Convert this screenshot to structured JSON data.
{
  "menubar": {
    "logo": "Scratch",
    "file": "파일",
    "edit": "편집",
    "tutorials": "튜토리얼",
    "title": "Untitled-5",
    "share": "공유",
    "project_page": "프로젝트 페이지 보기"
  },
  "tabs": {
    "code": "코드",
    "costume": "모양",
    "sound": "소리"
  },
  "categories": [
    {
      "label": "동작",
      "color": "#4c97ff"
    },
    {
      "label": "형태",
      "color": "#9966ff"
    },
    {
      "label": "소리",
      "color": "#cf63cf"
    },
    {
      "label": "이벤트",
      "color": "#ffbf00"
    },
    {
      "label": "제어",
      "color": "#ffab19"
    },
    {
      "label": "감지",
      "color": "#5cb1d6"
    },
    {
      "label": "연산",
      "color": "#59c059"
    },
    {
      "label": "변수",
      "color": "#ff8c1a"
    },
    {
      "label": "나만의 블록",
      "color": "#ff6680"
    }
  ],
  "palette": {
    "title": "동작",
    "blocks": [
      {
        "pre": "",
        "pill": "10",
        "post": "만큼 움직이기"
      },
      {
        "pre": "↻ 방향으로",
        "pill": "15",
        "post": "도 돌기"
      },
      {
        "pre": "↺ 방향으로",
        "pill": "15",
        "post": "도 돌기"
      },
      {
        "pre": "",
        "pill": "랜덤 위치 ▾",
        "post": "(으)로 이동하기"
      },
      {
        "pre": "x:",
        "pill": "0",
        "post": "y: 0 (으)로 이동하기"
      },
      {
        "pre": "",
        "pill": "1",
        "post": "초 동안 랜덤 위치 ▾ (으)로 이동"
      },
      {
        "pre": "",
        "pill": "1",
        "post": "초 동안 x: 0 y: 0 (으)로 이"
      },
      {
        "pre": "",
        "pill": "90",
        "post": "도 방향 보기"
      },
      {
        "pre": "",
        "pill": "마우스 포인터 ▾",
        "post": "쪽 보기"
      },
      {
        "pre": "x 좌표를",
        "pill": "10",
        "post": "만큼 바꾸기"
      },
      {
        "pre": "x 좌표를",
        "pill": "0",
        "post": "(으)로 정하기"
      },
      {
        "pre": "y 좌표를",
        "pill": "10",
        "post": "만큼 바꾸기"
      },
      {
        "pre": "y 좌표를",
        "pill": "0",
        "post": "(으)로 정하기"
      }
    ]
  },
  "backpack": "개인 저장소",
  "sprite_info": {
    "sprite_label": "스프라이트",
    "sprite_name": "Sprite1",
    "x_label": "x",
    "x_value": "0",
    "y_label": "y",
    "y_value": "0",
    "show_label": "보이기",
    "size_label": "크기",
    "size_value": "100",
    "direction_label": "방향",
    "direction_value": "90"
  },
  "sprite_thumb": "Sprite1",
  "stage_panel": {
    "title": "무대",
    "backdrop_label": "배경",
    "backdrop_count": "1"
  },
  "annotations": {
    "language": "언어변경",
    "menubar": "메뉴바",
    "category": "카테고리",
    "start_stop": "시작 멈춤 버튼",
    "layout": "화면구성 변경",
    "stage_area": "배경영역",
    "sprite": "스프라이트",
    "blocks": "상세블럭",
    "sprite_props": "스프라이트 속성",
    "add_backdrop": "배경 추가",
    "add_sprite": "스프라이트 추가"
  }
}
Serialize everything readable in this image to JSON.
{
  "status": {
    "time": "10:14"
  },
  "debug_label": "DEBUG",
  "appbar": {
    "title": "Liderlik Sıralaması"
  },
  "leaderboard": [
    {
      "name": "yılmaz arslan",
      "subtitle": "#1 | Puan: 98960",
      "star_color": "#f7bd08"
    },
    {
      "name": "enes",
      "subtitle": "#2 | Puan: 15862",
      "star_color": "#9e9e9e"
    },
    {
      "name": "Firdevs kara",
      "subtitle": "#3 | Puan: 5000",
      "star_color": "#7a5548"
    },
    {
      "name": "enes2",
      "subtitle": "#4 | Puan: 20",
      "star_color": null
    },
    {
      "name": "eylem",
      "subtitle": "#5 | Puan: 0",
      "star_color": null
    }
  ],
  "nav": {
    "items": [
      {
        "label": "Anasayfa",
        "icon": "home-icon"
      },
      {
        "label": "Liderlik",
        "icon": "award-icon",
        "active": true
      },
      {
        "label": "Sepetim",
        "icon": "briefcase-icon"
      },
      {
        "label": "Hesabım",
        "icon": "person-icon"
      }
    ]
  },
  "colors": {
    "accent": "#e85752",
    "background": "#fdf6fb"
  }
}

· · · · ·

*WORK TO COMPLETE:*
Take the listing above and set it down exactly.

*REPLY TO THE EXERCISE:*
Convert this screenshot to structured JSON data.
{
  "menubar": {
    "logo": "Scratch",
    "file": "파일",
    "edit": "편집",
    "tutorials": "튜토리얼",
    "title": "Untitled-5",
    "share": "공유",
    "project_page": "프로젝트 페이지 보기"
  },
  "tabs": {
    "code": "코드",
    "costume": "모양",
    "sound": "소리"
  },
  "categories": [
    {
      "label": "동작",
      "color": "#4c97ff"
    },
    {
      "label": "형태",
      "color": "#9966ff"
    },
    {
      "label": "소리",
      "color": "#cf63cf"
    },
    {
      "label": "이벤트",
      "color": "#ffbf00"
    },
    {
      "label": "제어",
      "color": "#ffab19"
    },
    {
      "label": "감지",
      "color": "#5cb1d6"
    },
    {
      "label": "연산",
      "color": "#59c059"
    },
    {
      "label": "변수",
      "color": "#ff8c1a"
    },
    {
      "label": "나만의 블록",
      "color": "#ff6680"
    }
  ],
  "palette": {
    "title": "동작",
    "blocks": [
      {
        "pre": "",
        "pill": "10",
        "post": "만큼 움직이기"
      },
      {
        "pre": "↻ 방향으로",
        "pill": "15",
        "post": "도 돌기"
      },
      {
        "pre": "↺ 방향으로",
        "pill": "15",
        "post": "도 돌기"
      },
      {
        "pre": "",
        "pill": "랜덤 위치 ▾",
        "post": "(으)로 이동하기"
      },
      {
        "pre": "x:",
        "pill": "0",
        "post": "y: 0 (으)로 이동하기"
      },
      {
        "pre": "",
        "pill": "1",
        "post": "초 동안 랜덤 위치 ▾ (으)로 이동"
      },
      {
        "pre": "",
        "pill": "1",
        "post": "초 동안 x: 0 y: 0 (으)로 이"
      },
      {
        "pre": "",
        "pill": "90",
        "post": "도 방향 보기"
      },
      {
        "pre": "",
        "pill": "마우스 포인터 ▾",
        "post": "쪽 보기"
      },
      {
        "pre": "x 좌표를",
        "pill": "10",
        "post": "만큼 바꾸기"
      },
      {
        "pre": "x 좌표를",
        "pill": "0",
        "post": "(으)로 정하기"
      },
      {
        "pre": "y 좌표를",
        "pill": "10",
        "post": "만큼 바꾸기"
      },
      {
        "pre": "y 좌표를",
        "pill": "0",
        "post": "(으)로 정하기"
      }
    ]
  },
  "backpack": "개인 저장소",
  "sprite_info": {
    "sprite_label": "스프라이트",
    "sprite_name": "Sprite1",
    "x_label": "x",
    "x_value": "0",
    "y_label": "y",
    "y_value": "0",
    "show_label": "보이기",
    "size_label": "크기",
    "size_value": "100",
    "direction_label": "방향",
    "direction_value": "90"
  },
  "sprite_thumb": "Sprite1",
  "stage_panel": {
    "title": "무대",
    "backdrop_label": "배경",
    "backdrop_count": "1"
  },
  "annotations": {
    "language": "언어변경",
    "menubar": "메뉴바",
    "category": "카테고리",
    "start_stop": "시작 멈춤 버튼",
    "layout": "화면구성 변경",
    "stage_area": "배경영역",
    "sprite": "스프라이트",
    "blocks": "상세블럭",
    "sprite_props": "스프라이트 속성",
    "add_backdrop": "배경 추가",
    "add_sprite": "스프라이트 추가"
  }
}
Serialize everything readable in this image to JSON.
{
  "status": {
    "time": "10:14"
  },
  "debug_label": "DEBUG",
  "appbar": {
    "title": "Liderlik Sıralaması"
  },
  "leaderboard": [
    {
      "name": "yılmaz arslan",
      "subtitle": "#1 | Puan: 98960",
      "star_color": "#f7bd08"
    },
    {
      "name": "enes",
      "subtitle": "#2 | Puan: 15862",
      "star_color": "#9e9e9e"
    },
    {
      "name": "Firdevs kara",
      "subtitle": "#3 | Puan: 5000",
      "star_color": "#7a5548"
    },
    {
      "name": "enes2",
      "subtitle": "#4 | Puan: 20",
      "star_color": null
    },
    {
      "name": "eylem",
      "subtitle": "#5 | Puan: 0",
      "star_color": null
    }
  ],
  "nav": {
    "items": [
      {
        "label": "Anasayfa",
        "icon": "home-icon"
      },
      {
        "label": "Liderlik",
        "icon": "award-icon",
        "active": true
      },
      {
        "label": "Sepetim",
        "icon": "briefcase-icon"
      },
      {
        "label": "Hesabım",
        "icon": "person-icon"
      }
    ]
  },
  "colors": {
    "accent": "#e85752",
    "background": "#fdf6fb"
  }
}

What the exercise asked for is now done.